Exactly repeat the material, dropping every picture from the copy.

** Begin **

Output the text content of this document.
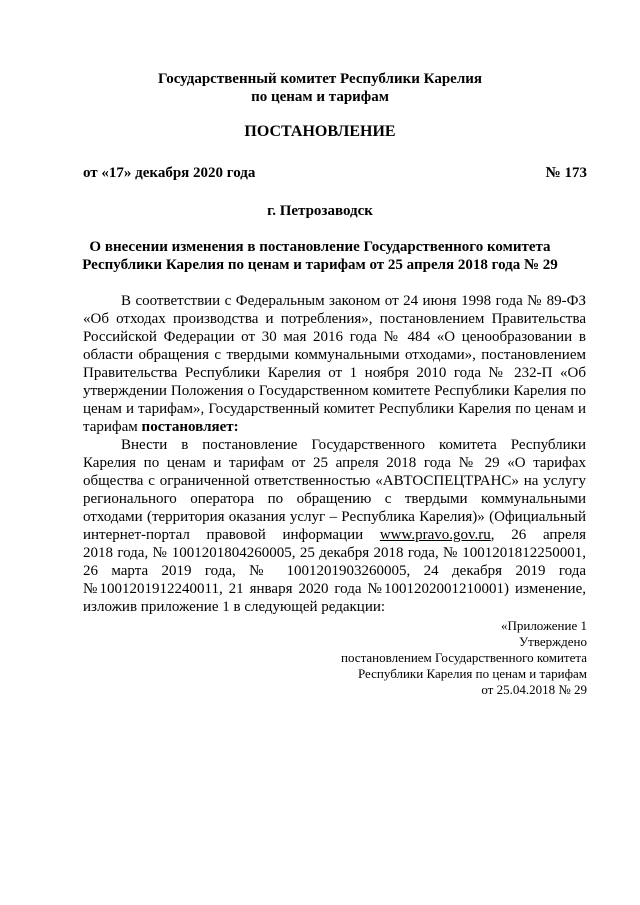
Государственный комитет Республики Карелия
по ценам и тарифам
ПОСТАНОВЛЕНИЕ
от «17» декабря 2020 года	№ 173
г. Петрозаводск
О внесении изменения в постановление Государственного комитета
Республики Карелия по ценам и тарифам от 25 апреля 2018 года № 29
В соответствии с Федеральным законом от 24 июня 1998 года № 89-ФЗ
«Об отходах производства и потребления», постановлением Правительства
Российской Федерации от 30 мая 2016 года № 484 «О ценообразовании в
области обращения с твердыми коммунальными отходами», постановлением
Правительства Республики Карелия от 1 ноября 2010 года № 232-П «Об
утверждении Положения о Государственном комитете Республики Карелия по
ценам и тарифам», Государственный комитет Республики Карелия по ценам и
тарифам постановляет:
Внести в постановление Государственного комитета Республики
Карелия по ценам и тарифам от 25 апреля 2018 года № 29 «О тарифах
общества с ограниченной ответственностью «АВТОСПЕЦТРАНС» на услугу
регионального оператора по обращению с твердыми коммунальными
отходами (территория оказания услуг – Республика Карелия)» (Официальный
интернет-портал правовой информации www.pravo.gov.ru, 26 апреля
2018 года, № 1001201804260005, 25 декабря 2018 года, № 1001201812250001,
26 марта 2019 года, № 1001201903260005, 24 декабря 2019 года
№1001201912240011, 21 января 2020 года №1001202001210001) изменение,
изложив приложение 1 в следующей редакции:
«Приложение 1
Утверждено
постановлением Государственного комитета
Республики Карелия по ценам и тарифам
от 25.04.2018 № 29
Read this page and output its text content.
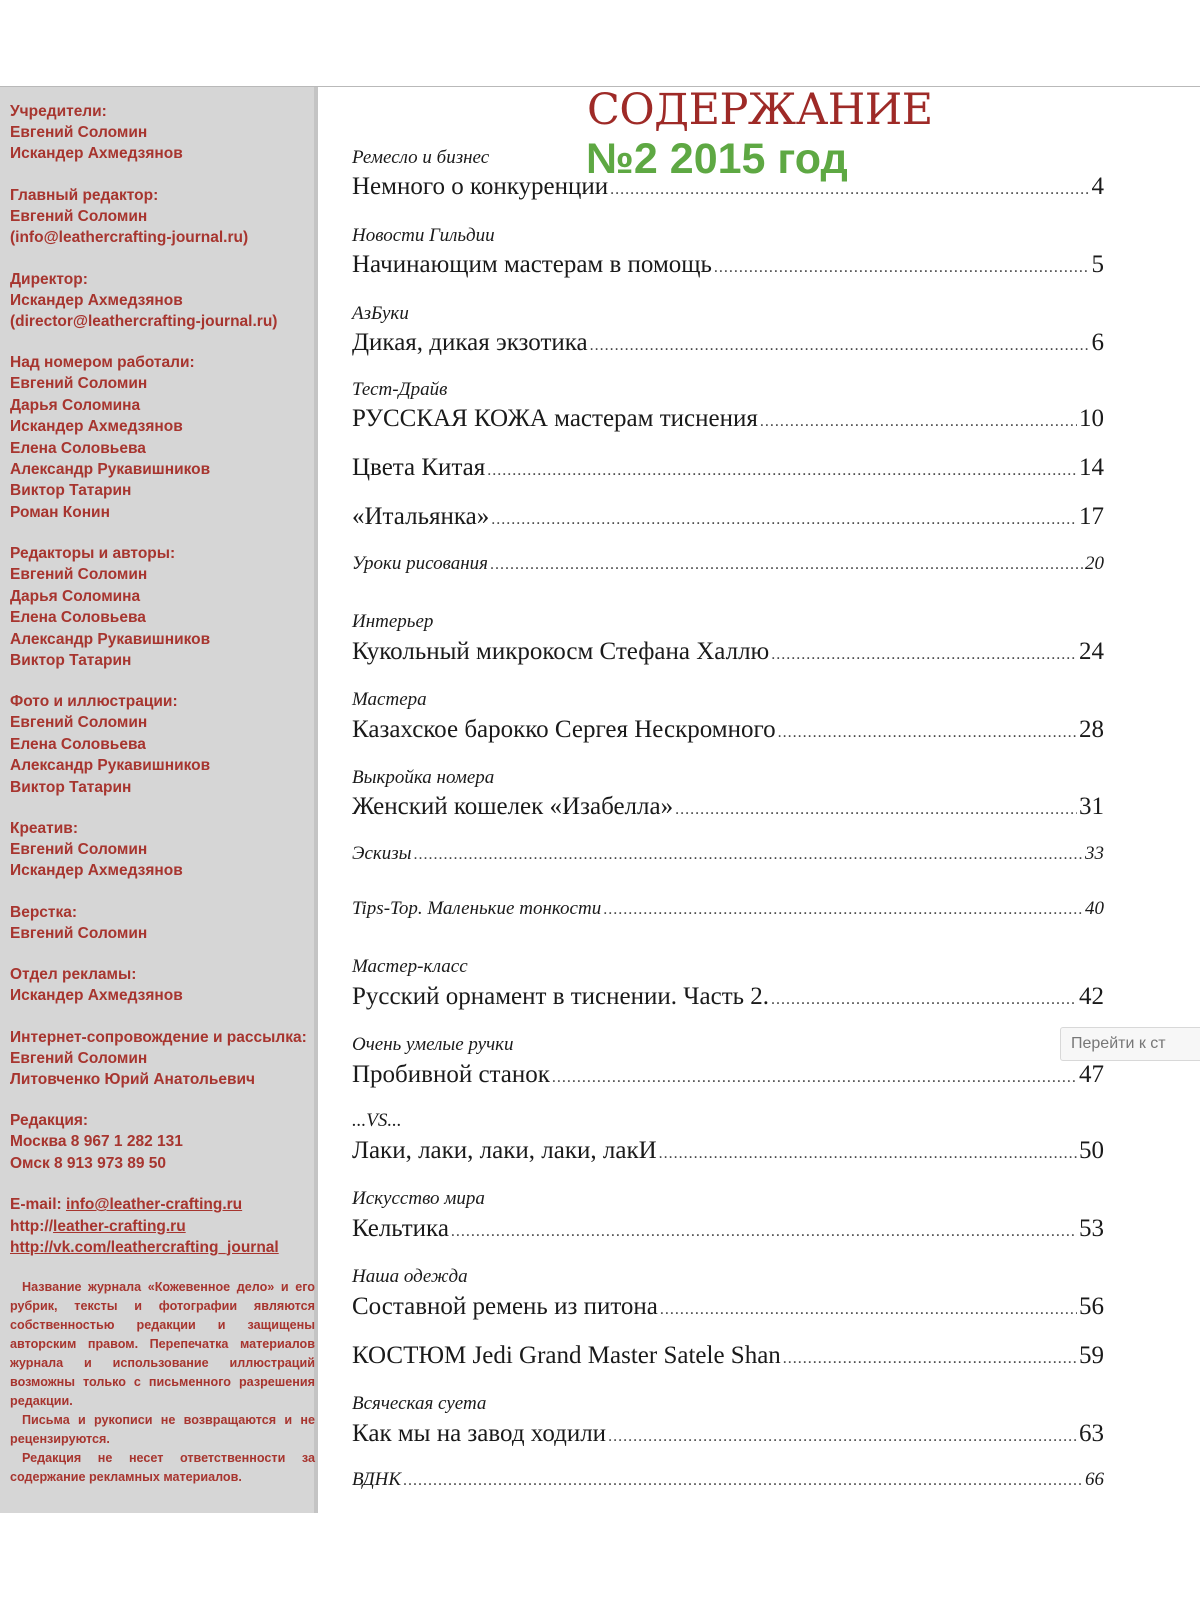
Учредители:
Евгений Соломин
Искандер Ахмедзянов
Главный редактор:
Евгений Соломин
(info@leathercrafting-journal.ru)
Директор:
Искандер Ахмедзянов
(director@leathercrafting-journal.ru)
Над номером работали:
Евгений Соломин
Дарья Соломина
Искандер Ахмедзянов
Елена Соловьева
Александр Рукавишников
Виктор Татарин
Роман Конин
Редакторы и авторы:
Евгений Соломин
Дарья Соломина
Елена Соловьева
Александр Рукавишников
Виктор Татарин
Фото и иллюстрации:
Евгений Соломин
Елена Соловьева
Александр Рукавишников
Виктор Татарин
Креатив:
Евгений Соломин
Искандер Ахмедзянов
Верстка:
Евгений Соломин
Отдел рекламы:
Искандер Ахмедзянов
Интернет-сопровождение и рассылка:
Евгений Соломин
Литовченко Юрий Анатольевич
Редакция:
Москва 8 967 1 282 131
Омск 8 913 973 89 50
E-mail: info@leather-crafting.ru
http://leather-crafting.ru
http://vk.com/leathercrafting_journal

Название журнала «Кожевенное дело» и его рубрик, тексты и фотографии являются собственностью редакции и защищены авторским правом. Перепечатка материалов журнала и использование иллюстраций возможны только с письменного разрешения редакции.

Письма и рукописи не возвращаются и не рецензируются.

Редакция не несет ответственности за содержание рекламных материалов.

СОДЕРЖАНИЕ
№2 2015 год
Ремесло и бизнес
Немного о конкуренции .....	4
Новости Гильдии
Начинающим мастерам в помощь .....	5
АзБуки
Дикая, дикая экзотика .....	6
Тест-Драйв
РУССКАЯ КОЖА мастерам тиснения .....	10
Цвета Китая .....	14
«Итальянка» .....	17
Уроки рисования .....	20
Интерьер
Кукольный микрокосм Стефана Халлю .....	24
Мастера
Казахское барокко Сергея Нескромного .....	28
Выкройка номера
Женский кошелек «Изабелла» .....	31
Эскизы .....	33
Tips-Top. Маленькие тонкости .....	40
Мастер-класс
Русский орнамент в тиснении. Часть 2. .....	42
Очень умелые ручки
Пробивной станок .....	47
...VS...
Лаки, лаки, лаки, лаки, лакИ .....	50
Искусство мира
Кельтика .....	53
Наша одежда
Составной ремень из питона .....	56
КОСТЮМ Jedi Grand Master Satele Shan .....	59
Всяческая суета
Как мы на завод ходили .....	63
ВДНК .....	66
Перейти к ст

** End **

• [TASK RESULT]
Output the text content of this document.
Государственный комитет Республики Карелия
по ценам и тарифам
ПОСТАНОВЛЕНИЕ
от «17» декабря 2020 года	№ 173
г. Петрозаводск
О внесении изменения в постановление Государственного комитета
Республики Карелия по ценам и тарифам от 25 апреля 2018 года № 29
В соответствии с Федеральным законом от 24 июня 1998 года № 89-ФЗ
«Об отходах производства и потребления», постановлением Правительства
Российской Федерации от 30 мая 2016 года № 484 «О ценообразовании в
области обращения с твердыми коммунальными отходами», постановлением
Правительства Республики Карелия от 1 ноября 2010 года № 232-П «Об
утверждении Положения о Государственном комитете Республики Карелия по
ценам и тарифам», Государственный комитет Республики Карелия по ценам и
тарифам постановляет:
Внести в постановление Государственного комитета Республики
Карелия по ценам и тарифам от 25 апреля 2018 года № 29 «О тарифах
общества с ограниченной ответственностью «АВТОСПЕЦТРАНС» на услугу
регионального оператора по обращению с твердыми коммунальными
отходами (территория оказания услуг – Республика Карелия)» (Официальный
интернет-портал правовой информации www.pravo.gov.ru, 26 апреля
2018 года, № 1001201804260005, 25 декабря 2018 года, № 1001201812250001,
26 марта 2019 года, № 1001201903260005, 24 декабря 2019 года
№1001201912240011, 21 января 2020 года №1001202001210001) изменение,
изложив приложение 1 в следующей редакции:
«Приложение 1
Утверждено
постановлением Государственного комитета
Республики Карелия по ценам и тарифам
от 25.04.2018 № 29
Read this page and output its text content.
Учредители:
Евгений Соломин
Искандер Ахмедзянов
Главный редактор:
Евгений Соломин
(info@leathercrafting-journal.ru)
Директор:
Искандер Ахмедзянов
(director@leathercrafting-journal.ru)
Над номером работали:
Евгений Соломин
Дарья Соломина
Искандер Ахмедзянов
Елена Соловьева
Александр Рукавишников
Виктор Татарин
Роман Конин
Редакторы и авторы:
Евгений Соломин
Дарья Соломина
Елена Соловьева
Александр Рукавишников
Виктор Татарин
Фото и иллюстрации:
Евгений Соломин
Елена Соловьева
Александр Рукавишников
Виктор Татарин
Креатив:
Евгений Соломин
Искандер Ахмедзянов
Верстка:
Евгений Соломин
Отдел рекламы:
Искандер Ахмедзянов
Интернет-сопровождение и рассылка:
Евгений Соломин
Литовченко Юрий Анатольевич
Редакция:
Москва 8 967 1 282 131
Омск 8 913 973 89 50
E-mail: info@leather-crafting.ru
http://leather-crafting.ru
http://vk.com/leathercrafting_journal

Название журнала «Кожевенное дело» и его рубрик, тексты и фотографии являются собственностью редакции и защищены авторским правом. Перепечатка материалов журнала и использование иллюстраций возможны только с письменного разрешения редакции.

Письма и рукописи не возвращаются и не рецензируются.

Редакция не несет ответственности за содержание рекламных материалов.

СОДЕРЖАНИЕ
№2 2015 год
Ремесло и бизнес
Немного о конкуренции .....	4
Новости Гильдии
Начинающим мастерам в помощь .....	5
АзБуки
Дикая, дикая экзотика .....	6
Тест-Драйв
РУССКАЯ КОЖА мастерам тиснения .....	10
Цвета Китая .....	14
«Итальянка» .....	17
Уроки рисования .....	20
Интерьер
Кукольный микрокосм Стефана Халлю .....	24
Мастера
Казахское барокко Сергея Нескромного .....	28
Выкройка номера
Женский кошелек «Изабелла» .....	31
Эскизы .....	33
Tips-Top. Маленькие тонкости .....	40
Мастер-класс
Русский орнамент в тиснении. Часть 2. .....	42
Очень умелые ручки
Пробивной станок .....	47
...VS...
Лаки, лаки, лаки, лаки, лакИ .....	50
Искусство мира
Кельтика .....	53
Наша одежда
Составной ремень из питона .....	56
КОСТЮМ Jedi Grand Master Satele Shan .....	59
Всяческая суета
Как мы на завод ходили .....	63
ВДНК .....	66
Перейти к ст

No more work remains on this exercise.